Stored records
+---+

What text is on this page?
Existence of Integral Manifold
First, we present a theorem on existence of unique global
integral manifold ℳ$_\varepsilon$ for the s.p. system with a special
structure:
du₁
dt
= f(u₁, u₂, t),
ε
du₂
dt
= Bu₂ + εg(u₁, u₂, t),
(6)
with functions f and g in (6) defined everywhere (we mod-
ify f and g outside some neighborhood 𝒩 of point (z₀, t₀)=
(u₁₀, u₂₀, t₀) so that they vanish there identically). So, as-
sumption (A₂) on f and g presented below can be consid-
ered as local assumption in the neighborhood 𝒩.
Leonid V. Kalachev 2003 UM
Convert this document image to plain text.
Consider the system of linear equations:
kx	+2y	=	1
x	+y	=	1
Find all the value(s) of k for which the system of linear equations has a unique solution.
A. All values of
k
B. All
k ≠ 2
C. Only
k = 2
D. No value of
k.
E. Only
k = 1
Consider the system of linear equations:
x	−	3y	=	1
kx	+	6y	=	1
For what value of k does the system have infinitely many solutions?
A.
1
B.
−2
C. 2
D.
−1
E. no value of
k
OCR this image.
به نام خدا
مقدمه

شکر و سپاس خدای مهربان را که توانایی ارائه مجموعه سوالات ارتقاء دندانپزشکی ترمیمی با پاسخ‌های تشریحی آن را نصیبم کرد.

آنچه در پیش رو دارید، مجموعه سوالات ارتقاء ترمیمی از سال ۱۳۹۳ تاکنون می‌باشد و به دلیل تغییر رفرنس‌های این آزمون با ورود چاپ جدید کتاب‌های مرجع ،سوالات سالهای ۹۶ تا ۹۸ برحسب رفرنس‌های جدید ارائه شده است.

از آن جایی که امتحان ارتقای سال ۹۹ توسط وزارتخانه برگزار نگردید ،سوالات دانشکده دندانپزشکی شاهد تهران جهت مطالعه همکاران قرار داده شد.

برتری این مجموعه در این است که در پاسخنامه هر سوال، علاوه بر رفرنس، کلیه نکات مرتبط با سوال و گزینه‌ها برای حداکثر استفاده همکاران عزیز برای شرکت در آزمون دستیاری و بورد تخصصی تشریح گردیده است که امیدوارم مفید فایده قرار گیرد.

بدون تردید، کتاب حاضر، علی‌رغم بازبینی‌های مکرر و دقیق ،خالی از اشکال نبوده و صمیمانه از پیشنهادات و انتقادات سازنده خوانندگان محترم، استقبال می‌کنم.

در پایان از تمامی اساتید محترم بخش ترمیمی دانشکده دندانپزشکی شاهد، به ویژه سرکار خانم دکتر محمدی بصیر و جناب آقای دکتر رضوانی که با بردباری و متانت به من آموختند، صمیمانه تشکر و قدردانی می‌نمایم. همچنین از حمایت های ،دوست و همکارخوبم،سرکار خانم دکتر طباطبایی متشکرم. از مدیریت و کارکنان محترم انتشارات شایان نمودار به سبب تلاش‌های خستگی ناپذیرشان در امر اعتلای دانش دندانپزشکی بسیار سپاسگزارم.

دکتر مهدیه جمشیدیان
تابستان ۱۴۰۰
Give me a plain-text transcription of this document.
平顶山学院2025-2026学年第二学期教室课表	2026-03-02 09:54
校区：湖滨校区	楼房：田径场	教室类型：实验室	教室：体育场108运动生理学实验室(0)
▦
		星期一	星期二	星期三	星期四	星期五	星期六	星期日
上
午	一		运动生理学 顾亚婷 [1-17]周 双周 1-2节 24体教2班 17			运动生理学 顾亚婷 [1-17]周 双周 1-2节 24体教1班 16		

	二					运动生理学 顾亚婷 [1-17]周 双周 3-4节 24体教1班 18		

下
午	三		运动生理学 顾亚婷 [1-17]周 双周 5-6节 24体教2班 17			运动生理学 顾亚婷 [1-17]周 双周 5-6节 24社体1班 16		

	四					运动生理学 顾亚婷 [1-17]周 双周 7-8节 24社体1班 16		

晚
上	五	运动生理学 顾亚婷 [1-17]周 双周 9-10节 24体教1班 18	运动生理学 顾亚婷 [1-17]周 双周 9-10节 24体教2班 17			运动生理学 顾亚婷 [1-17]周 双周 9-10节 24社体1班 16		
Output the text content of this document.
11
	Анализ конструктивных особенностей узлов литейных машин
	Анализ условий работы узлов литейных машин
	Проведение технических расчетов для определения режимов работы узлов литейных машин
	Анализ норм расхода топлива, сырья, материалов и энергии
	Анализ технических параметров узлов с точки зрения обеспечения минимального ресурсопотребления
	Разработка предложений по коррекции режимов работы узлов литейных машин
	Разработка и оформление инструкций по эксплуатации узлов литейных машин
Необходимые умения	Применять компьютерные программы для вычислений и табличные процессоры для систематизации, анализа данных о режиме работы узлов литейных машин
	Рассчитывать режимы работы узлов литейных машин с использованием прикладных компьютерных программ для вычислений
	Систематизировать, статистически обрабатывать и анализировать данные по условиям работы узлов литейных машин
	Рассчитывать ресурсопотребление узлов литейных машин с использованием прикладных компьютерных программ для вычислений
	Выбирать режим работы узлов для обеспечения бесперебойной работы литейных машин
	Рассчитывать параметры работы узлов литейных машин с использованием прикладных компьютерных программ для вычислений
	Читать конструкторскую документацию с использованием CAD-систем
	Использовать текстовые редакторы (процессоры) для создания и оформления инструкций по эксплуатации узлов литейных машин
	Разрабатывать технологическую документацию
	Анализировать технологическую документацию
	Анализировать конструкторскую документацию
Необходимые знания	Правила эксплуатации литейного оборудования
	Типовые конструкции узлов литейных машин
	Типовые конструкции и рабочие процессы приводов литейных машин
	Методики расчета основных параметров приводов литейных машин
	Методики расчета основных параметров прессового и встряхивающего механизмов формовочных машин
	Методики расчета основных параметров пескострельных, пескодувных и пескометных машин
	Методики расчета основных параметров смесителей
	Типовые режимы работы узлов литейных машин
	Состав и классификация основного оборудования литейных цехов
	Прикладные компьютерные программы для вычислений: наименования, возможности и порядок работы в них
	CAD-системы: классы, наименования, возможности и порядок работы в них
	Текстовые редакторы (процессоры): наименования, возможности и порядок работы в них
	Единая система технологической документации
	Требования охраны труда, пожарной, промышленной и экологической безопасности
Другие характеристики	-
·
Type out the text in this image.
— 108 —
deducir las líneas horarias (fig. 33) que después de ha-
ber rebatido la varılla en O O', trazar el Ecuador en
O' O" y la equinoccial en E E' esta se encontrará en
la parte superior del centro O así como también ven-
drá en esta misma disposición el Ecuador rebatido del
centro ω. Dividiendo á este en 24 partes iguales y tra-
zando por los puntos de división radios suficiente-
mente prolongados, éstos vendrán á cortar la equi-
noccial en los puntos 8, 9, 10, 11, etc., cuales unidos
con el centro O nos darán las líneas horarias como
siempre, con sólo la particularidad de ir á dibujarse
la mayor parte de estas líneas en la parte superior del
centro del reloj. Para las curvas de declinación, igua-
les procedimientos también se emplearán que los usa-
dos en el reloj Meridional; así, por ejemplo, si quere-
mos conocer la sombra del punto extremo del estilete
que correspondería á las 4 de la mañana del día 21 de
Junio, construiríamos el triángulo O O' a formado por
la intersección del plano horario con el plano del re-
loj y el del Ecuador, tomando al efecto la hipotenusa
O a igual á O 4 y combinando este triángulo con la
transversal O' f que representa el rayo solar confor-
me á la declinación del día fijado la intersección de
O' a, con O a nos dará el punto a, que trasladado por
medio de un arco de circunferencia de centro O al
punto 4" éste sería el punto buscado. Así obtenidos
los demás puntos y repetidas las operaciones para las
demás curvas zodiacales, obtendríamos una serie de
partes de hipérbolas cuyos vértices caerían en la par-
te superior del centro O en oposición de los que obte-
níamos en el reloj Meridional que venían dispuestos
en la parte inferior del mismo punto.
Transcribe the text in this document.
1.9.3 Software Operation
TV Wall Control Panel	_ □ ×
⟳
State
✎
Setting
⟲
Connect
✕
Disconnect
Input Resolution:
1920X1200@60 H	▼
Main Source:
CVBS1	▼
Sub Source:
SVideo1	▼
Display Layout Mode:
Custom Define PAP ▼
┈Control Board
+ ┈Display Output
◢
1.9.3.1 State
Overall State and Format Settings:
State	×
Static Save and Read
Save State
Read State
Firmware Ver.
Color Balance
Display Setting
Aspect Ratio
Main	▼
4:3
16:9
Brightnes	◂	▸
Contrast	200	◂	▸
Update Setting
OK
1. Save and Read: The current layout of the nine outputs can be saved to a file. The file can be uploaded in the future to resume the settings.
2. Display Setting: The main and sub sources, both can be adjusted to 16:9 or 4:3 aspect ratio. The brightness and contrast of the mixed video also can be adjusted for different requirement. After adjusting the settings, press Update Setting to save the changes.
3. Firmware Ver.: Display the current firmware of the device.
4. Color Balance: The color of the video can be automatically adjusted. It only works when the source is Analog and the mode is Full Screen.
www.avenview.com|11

+---+

WHAT NEEDS TO BE DONE: Only lines with the string "líneas" belong in your answer; copy each one.

RESULT BELOW:
deducir las líneas horarias (fig. 33) que después de ha-
con el centro O nos darán las líneas horarias como
la mayor parte de estas líneas en la parte superior del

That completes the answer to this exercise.